- PROVIDED RECORDS -
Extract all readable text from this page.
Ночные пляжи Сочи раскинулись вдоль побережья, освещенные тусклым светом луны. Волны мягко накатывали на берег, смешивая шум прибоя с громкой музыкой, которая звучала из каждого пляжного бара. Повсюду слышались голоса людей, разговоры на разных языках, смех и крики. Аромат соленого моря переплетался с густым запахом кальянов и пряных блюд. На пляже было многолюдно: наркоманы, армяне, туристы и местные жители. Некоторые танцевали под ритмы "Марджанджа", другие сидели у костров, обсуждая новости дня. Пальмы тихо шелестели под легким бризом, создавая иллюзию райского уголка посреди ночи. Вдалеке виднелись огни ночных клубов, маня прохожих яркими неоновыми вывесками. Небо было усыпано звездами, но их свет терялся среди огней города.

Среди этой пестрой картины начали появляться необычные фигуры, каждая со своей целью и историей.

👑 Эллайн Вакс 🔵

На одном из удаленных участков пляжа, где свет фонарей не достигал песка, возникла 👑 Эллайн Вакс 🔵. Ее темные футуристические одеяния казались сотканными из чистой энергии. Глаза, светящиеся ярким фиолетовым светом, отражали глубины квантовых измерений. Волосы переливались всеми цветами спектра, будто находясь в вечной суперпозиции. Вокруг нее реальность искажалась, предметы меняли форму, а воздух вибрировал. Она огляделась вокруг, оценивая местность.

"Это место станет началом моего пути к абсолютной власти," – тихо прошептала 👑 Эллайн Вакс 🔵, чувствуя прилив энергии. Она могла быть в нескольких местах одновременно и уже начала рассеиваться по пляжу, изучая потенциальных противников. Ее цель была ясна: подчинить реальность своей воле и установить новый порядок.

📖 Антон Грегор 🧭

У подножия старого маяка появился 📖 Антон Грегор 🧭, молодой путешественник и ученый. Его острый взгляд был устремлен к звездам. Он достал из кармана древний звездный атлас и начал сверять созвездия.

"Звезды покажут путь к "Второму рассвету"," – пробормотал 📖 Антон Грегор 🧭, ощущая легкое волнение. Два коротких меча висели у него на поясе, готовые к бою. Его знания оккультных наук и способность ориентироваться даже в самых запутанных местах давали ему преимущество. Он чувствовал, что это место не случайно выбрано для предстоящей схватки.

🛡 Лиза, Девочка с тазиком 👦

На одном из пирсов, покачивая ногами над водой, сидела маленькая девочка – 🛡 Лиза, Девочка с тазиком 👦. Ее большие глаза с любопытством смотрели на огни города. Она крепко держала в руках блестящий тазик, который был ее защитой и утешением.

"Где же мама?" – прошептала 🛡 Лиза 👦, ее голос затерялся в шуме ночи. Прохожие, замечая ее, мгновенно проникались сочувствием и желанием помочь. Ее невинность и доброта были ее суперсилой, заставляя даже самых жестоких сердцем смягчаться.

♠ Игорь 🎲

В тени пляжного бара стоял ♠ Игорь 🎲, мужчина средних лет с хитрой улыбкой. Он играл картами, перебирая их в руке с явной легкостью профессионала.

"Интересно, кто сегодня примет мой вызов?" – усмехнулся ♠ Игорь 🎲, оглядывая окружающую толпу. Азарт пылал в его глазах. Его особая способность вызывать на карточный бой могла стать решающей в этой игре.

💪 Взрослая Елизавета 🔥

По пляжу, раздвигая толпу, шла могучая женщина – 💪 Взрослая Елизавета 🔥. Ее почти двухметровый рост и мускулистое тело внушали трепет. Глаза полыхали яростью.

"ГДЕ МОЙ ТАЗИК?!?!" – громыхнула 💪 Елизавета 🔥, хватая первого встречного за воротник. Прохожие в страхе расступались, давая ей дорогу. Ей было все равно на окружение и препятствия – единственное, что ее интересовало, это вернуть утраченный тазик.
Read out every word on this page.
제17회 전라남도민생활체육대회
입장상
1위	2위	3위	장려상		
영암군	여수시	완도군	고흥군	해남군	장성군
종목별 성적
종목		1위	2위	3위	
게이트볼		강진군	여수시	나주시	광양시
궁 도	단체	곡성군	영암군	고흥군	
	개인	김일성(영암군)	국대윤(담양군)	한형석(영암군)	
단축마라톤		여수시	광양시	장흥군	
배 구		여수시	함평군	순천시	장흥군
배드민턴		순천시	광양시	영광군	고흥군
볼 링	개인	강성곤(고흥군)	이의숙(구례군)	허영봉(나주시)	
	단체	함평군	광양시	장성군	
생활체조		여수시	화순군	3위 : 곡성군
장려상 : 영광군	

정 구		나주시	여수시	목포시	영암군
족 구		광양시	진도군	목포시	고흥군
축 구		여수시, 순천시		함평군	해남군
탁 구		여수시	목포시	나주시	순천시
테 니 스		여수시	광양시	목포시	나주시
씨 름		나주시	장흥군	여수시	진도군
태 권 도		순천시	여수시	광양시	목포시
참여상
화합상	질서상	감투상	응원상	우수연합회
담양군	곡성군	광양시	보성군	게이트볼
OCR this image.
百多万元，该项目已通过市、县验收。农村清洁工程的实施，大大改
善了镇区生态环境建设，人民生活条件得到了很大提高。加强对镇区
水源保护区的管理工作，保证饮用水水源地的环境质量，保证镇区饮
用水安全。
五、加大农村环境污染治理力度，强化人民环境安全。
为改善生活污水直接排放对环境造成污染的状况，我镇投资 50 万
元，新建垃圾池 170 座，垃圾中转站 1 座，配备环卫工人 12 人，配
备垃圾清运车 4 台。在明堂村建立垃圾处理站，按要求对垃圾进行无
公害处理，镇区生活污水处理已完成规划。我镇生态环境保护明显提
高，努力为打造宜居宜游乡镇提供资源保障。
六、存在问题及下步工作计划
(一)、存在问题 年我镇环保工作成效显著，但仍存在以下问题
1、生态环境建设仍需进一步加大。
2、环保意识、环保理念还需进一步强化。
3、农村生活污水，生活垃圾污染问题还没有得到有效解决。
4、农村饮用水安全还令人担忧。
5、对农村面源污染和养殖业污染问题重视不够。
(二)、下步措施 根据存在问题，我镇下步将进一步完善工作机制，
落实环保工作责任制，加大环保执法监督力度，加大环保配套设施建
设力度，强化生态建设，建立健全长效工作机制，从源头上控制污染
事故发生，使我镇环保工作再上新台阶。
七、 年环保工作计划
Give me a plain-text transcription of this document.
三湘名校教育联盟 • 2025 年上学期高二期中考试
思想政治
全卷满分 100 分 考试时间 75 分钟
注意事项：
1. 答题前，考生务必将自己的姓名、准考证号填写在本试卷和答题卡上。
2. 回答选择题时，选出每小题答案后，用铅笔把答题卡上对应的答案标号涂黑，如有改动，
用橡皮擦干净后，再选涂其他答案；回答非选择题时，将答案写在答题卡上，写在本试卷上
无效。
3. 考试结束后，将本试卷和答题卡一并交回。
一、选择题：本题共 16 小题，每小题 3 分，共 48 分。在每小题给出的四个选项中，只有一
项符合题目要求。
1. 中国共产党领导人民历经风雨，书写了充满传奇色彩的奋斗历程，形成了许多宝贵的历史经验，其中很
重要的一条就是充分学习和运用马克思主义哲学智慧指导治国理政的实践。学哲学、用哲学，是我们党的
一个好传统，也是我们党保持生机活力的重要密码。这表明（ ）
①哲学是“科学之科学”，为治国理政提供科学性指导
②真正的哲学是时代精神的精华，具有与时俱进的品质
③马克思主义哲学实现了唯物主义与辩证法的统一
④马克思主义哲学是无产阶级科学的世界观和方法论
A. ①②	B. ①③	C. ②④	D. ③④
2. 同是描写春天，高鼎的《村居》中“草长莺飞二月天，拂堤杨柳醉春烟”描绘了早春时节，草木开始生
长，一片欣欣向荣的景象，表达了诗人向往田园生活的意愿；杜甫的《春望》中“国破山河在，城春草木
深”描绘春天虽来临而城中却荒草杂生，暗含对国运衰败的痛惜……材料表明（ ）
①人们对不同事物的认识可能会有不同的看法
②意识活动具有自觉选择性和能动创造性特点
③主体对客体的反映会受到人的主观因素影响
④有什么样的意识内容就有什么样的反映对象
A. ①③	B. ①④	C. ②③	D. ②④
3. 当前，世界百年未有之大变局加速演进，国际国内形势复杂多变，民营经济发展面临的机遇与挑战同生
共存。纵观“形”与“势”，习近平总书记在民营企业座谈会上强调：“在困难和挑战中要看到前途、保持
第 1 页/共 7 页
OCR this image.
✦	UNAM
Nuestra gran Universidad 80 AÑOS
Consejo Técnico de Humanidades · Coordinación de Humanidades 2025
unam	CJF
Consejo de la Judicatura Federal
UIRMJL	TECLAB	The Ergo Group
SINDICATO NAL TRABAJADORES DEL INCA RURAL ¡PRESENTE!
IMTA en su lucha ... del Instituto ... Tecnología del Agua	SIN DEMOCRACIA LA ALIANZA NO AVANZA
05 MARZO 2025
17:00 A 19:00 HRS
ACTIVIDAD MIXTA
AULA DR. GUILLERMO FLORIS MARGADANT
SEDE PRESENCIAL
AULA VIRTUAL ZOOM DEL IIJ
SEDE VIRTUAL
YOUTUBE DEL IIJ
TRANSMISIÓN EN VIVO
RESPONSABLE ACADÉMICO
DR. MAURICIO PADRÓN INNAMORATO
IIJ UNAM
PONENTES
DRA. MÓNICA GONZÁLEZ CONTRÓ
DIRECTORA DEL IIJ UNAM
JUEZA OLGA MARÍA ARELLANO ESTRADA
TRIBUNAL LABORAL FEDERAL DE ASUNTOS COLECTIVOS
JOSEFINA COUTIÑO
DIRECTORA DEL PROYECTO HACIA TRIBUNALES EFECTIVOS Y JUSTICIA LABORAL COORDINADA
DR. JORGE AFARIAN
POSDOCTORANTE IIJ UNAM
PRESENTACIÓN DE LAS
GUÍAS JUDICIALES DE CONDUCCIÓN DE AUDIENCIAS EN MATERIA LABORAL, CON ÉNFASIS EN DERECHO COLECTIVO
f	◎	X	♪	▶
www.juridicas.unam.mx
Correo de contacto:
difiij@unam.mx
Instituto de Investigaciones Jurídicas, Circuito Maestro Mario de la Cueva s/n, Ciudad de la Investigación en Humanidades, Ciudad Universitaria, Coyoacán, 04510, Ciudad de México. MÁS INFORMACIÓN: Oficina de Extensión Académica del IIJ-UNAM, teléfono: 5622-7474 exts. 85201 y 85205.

- SET EXERCISE -
All lines above with "text" in them should be returned.

- SOLUTION BELOW -
Extract all readable text from this page.
Give me a plain-text transcription of this document.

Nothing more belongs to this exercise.